* SUPPLIED DATA:
____

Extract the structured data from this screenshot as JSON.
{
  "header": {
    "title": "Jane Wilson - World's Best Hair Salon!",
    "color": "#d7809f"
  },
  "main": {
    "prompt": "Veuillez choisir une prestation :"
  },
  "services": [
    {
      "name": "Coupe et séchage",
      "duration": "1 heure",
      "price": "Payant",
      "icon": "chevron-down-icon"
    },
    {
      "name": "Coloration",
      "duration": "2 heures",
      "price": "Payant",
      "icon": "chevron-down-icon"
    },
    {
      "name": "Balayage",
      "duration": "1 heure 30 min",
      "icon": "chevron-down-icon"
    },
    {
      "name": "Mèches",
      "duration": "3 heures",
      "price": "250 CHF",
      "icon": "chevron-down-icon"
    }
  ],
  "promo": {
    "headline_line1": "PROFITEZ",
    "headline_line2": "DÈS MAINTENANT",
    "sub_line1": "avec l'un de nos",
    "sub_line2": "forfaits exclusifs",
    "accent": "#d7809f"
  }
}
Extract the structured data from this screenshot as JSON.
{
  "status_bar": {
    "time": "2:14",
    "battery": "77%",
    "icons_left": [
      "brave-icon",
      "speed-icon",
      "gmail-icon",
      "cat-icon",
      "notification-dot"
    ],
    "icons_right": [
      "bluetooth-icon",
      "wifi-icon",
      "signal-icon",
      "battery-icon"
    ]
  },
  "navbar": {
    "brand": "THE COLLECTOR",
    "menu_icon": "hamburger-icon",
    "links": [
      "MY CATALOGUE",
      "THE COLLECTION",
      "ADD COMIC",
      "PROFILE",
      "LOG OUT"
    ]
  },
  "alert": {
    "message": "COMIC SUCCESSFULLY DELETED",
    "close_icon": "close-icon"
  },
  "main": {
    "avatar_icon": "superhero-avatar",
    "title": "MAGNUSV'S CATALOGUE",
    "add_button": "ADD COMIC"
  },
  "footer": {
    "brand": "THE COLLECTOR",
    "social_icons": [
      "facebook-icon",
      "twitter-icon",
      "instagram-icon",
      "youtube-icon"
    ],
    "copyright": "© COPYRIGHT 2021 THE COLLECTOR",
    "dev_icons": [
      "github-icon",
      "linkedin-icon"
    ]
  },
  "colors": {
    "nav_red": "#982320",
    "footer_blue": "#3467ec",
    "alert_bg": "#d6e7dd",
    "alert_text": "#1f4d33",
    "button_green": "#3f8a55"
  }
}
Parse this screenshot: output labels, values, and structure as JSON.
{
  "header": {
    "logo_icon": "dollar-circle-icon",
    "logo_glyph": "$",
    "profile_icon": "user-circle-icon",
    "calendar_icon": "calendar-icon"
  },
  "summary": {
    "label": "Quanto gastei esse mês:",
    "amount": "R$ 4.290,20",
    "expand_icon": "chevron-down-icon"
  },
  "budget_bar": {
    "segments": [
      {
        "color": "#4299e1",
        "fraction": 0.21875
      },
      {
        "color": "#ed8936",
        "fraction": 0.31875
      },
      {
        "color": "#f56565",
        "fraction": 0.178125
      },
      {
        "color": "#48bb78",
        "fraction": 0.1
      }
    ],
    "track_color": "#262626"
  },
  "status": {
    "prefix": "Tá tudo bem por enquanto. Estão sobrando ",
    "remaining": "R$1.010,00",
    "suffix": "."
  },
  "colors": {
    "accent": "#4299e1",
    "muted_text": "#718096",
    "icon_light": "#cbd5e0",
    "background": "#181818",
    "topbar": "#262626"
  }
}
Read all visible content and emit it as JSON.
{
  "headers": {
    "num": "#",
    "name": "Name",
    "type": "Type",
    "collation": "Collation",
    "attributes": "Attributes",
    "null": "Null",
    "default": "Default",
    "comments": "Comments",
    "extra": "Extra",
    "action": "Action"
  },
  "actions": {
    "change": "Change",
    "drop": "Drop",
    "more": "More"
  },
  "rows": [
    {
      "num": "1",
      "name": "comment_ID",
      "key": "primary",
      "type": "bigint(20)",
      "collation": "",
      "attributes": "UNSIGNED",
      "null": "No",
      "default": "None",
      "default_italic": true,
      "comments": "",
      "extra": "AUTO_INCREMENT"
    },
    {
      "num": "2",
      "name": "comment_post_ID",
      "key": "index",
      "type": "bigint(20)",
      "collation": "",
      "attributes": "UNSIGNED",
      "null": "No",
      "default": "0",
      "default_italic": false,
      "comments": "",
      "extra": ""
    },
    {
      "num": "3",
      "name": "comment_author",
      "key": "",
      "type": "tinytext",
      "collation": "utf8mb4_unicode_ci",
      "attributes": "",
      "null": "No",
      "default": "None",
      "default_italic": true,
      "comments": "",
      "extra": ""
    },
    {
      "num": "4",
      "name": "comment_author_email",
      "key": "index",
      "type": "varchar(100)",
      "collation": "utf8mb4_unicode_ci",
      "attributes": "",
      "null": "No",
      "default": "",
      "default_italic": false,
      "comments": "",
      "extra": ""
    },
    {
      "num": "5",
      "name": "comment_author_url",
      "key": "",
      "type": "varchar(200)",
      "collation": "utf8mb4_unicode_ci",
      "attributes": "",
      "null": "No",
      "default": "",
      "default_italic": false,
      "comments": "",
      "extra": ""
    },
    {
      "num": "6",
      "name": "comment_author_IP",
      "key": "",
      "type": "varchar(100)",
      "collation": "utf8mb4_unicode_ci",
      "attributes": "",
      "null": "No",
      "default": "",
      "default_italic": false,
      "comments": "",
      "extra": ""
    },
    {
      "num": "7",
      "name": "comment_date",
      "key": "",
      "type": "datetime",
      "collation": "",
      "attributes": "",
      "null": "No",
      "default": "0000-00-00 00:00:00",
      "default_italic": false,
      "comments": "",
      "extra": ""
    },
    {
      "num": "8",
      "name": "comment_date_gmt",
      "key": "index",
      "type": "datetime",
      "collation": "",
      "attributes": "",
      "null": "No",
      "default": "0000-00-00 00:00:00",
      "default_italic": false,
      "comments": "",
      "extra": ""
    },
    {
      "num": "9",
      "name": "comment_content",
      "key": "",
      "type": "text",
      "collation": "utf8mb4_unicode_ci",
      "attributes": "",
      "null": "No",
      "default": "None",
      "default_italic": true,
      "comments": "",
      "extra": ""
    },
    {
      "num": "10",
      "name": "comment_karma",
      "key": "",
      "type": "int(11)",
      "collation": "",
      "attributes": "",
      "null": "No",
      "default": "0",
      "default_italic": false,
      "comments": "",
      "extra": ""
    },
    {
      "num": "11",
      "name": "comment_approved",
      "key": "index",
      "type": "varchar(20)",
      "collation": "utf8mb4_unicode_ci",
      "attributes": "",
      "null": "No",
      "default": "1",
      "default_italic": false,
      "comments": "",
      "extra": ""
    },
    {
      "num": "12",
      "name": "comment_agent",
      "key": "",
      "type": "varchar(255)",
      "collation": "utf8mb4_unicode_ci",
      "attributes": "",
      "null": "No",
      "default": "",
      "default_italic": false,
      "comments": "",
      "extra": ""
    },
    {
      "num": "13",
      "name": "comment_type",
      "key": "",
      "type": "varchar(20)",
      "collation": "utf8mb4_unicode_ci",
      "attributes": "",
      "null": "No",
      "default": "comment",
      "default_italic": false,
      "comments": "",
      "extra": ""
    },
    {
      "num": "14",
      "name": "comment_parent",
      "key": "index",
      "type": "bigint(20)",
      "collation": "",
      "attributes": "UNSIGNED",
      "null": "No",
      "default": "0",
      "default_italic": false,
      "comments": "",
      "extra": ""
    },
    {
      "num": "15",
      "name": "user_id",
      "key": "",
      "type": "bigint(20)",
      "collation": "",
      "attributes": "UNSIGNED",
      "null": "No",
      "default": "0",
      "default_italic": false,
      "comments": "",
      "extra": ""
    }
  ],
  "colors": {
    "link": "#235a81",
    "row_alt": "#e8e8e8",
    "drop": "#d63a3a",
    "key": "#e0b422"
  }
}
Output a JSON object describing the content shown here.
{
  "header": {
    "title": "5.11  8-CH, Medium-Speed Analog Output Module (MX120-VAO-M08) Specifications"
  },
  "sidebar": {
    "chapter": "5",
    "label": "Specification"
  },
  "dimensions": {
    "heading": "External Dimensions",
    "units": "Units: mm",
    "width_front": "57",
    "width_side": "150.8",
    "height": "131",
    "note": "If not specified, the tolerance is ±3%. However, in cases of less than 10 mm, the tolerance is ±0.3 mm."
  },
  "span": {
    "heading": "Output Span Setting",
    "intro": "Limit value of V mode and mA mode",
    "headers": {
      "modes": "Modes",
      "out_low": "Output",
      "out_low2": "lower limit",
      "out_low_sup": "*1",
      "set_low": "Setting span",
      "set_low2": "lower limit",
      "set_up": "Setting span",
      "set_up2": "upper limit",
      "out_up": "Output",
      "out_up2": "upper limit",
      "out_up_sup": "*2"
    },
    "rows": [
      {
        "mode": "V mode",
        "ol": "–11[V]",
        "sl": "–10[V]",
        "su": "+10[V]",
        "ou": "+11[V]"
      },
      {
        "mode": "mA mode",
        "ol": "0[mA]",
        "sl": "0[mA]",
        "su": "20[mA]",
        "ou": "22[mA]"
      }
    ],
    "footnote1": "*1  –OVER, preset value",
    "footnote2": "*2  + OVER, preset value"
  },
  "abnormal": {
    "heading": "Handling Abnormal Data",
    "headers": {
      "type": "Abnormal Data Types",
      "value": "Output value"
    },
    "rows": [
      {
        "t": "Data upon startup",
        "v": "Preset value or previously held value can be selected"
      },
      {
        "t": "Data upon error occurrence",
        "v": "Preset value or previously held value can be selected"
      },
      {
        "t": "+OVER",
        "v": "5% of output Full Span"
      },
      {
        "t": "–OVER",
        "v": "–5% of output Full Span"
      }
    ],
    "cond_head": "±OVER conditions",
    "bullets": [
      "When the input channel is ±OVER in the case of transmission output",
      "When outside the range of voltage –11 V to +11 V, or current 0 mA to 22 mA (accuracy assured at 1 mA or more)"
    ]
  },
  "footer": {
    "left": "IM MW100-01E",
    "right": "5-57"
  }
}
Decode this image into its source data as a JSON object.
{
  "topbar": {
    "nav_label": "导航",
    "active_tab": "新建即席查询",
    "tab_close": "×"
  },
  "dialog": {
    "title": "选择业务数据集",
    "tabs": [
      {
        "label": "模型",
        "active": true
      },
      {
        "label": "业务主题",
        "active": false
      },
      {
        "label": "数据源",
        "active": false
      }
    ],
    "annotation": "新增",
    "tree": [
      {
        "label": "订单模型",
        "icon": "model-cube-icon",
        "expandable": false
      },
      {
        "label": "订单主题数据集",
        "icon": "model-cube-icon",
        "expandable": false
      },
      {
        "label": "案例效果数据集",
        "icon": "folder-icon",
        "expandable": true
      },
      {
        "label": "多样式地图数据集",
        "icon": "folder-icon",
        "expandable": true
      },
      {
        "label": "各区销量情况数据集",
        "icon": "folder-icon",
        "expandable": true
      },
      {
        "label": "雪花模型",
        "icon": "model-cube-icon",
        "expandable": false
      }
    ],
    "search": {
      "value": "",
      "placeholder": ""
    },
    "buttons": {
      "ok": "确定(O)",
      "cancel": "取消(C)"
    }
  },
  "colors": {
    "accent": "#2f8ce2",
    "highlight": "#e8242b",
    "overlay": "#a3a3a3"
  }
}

____

* CHALLENGE:
Using the material above, gather every line that includes "object".

* WRITTEN ANSWER:
Output a JSON object describing the content shown here.
Decode this image into its source data as a JSON object.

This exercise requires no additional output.